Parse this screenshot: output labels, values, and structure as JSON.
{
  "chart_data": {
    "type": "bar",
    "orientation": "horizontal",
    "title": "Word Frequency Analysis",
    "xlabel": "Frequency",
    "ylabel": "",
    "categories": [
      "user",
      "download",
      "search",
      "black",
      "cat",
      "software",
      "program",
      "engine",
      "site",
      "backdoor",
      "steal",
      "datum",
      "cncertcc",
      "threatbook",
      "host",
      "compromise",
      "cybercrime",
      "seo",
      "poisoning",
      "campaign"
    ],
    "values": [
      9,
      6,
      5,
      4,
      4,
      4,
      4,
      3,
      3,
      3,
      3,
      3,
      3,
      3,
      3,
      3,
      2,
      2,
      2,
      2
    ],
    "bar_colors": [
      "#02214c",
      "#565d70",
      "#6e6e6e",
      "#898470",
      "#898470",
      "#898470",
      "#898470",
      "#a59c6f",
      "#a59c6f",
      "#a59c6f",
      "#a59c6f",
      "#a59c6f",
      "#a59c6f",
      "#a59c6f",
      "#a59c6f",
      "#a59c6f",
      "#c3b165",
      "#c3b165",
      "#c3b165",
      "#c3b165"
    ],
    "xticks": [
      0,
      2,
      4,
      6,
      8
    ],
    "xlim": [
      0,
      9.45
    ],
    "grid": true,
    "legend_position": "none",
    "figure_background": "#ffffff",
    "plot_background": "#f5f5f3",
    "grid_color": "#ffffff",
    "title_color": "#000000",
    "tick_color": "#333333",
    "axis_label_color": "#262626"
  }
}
....................
_TASK TO CARRY OUT_:
From the records above, extract everything verbatim.

_ANSWER TO THE EXERCISE_:
Parse this screenshot: output labels, values, and structure as JSON.
{
  "chart_data": {
    "type": "bar",
    "orientation": "horizontal",
    "title": "Word Frequency Analysis",
    "xlabel": "Frequency",
    "ylabel": "",
    "categories": [
      "user",
      "download",
      "search",
      "black",
      "cat",
      "software",
      "program",
      "engine",
      "site",
      "backdoor",
      "steal",
      "datum",
      "cncertcc",
      "threatbook",
      "host",
      "compromise",
      "cybercrime",
      "seo",
      "poisoning",
      "campaign"
    ],
    "values": [
      9,
      6,
      5,
      4,
      4,
      4,
      4,
      3,
      3,
      3,
      3,
      3,
      3,
      3,
      3,
      3,
      2,
      2,
      2,
      2
    ],
    "bar_colors": [
      "#02214c",
      "#565d70",
      "#6e6e6e",
      "#898470",
      "#898470",
      "#898470",
      "#898470",
      "#a59c6f",
      "#a59c6f",
      "#a59c6f",
      "#a59c6f",
      "#a59c6f",
      "#a59c6f",
      "#a59c6f",
      "#a59c6f",
      "#a59c6f",
      "#c3b165",
      "#c3b165",
      "#c3b165",
      "#c3b165"
    ],
    "xticks": [
      0,
      2,
      4,
      6,
      8
    ],
    "xlim": [
      0,
      9.45
    ],
    "grid": true,
    "legend_position": "none",
    "figure_background": "#ffffff",
    "plot_background": "#f5f5f3",
    "grid_color": "#ffffff",
    "title_color": "#000000",
    "tick_color": "#333333",
    "axis_label_color": "#262626"
  }
}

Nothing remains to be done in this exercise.